**Exercise**
How many lines of the records below contain the word "ylabel"? Answer with the number alone.

★ ★ ★ ★

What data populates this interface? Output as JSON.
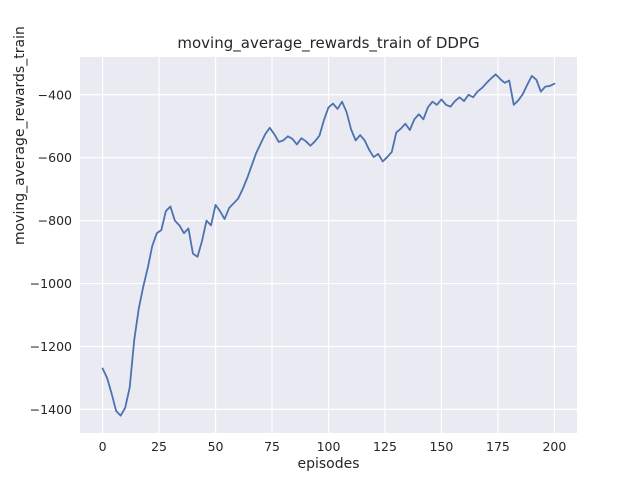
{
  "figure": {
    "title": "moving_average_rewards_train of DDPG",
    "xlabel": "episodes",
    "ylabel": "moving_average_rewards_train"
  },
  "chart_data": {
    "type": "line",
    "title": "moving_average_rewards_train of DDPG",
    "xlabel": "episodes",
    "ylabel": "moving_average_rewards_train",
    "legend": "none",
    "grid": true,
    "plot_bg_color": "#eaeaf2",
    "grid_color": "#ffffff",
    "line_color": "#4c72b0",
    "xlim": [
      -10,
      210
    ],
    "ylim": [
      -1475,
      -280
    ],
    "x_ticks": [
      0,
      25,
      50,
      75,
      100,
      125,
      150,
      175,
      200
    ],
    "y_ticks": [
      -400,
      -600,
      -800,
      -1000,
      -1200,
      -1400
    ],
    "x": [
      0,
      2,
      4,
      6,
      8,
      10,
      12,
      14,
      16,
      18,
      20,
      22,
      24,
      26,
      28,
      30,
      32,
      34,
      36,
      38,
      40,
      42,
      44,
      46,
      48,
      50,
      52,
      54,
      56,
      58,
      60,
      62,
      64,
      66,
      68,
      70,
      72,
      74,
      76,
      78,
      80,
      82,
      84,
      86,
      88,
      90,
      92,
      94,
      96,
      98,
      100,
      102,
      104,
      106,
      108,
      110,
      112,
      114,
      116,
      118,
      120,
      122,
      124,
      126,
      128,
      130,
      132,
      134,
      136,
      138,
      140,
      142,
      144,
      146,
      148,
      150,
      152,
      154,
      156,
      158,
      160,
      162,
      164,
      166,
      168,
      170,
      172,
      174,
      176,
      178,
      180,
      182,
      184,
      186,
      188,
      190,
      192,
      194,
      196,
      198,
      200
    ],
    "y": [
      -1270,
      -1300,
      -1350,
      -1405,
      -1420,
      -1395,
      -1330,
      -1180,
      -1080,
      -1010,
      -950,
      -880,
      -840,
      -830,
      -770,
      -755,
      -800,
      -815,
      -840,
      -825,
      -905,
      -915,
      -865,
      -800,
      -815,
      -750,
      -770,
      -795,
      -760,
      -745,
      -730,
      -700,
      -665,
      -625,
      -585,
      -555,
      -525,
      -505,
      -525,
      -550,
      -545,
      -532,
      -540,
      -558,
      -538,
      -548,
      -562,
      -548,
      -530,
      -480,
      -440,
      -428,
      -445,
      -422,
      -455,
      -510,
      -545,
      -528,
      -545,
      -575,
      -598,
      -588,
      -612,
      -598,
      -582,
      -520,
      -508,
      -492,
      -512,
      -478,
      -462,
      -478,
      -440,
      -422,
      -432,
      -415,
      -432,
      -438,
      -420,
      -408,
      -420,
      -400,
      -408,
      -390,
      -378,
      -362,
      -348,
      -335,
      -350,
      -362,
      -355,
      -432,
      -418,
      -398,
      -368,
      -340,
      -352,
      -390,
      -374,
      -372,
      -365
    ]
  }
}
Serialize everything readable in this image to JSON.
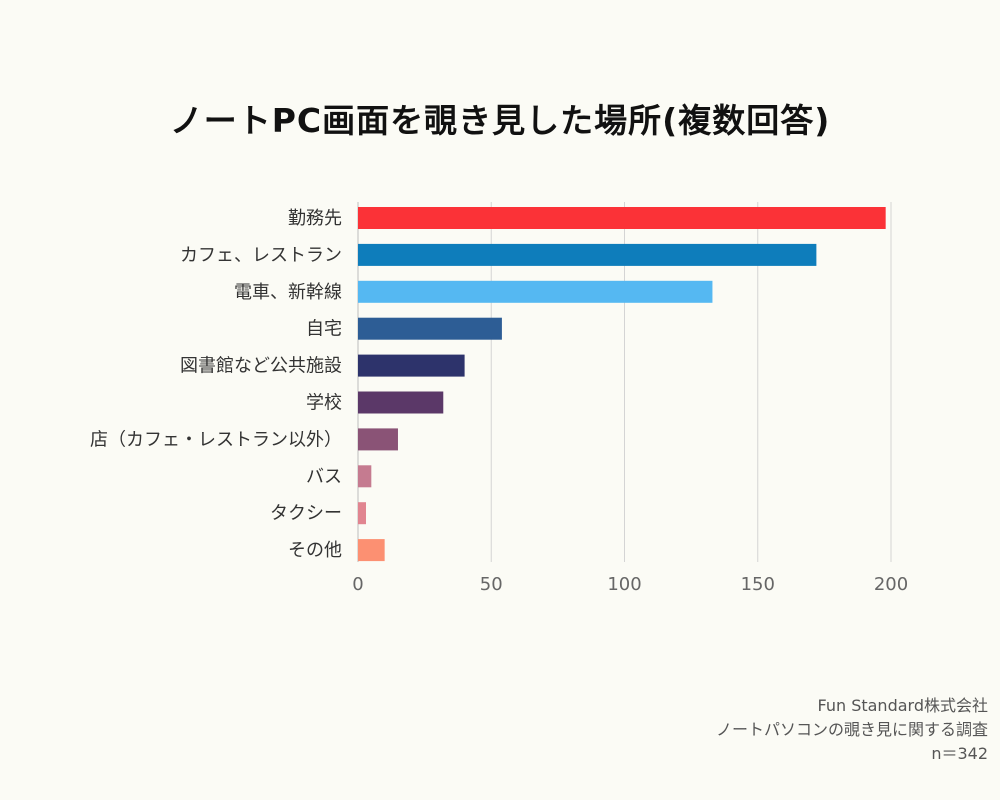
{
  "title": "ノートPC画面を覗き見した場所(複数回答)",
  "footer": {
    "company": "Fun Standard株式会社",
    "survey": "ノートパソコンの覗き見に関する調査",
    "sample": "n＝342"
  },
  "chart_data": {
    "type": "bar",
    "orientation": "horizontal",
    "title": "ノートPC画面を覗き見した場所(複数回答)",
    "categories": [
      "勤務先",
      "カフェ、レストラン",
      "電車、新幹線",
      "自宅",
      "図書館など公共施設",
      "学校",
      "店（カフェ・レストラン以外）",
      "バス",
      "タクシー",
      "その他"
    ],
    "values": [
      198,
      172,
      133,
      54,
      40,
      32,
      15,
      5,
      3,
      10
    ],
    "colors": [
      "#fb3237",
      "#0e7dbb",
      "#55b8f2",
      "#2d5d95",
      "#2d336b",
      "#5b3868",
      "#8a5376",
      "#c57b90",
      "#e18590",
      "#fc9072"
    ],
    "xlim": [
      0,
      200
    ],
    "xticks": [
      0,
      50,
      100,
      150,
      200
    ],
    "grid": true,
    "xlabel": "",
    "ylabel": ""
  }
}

★ ★ ★ ★

**Problem solution**
3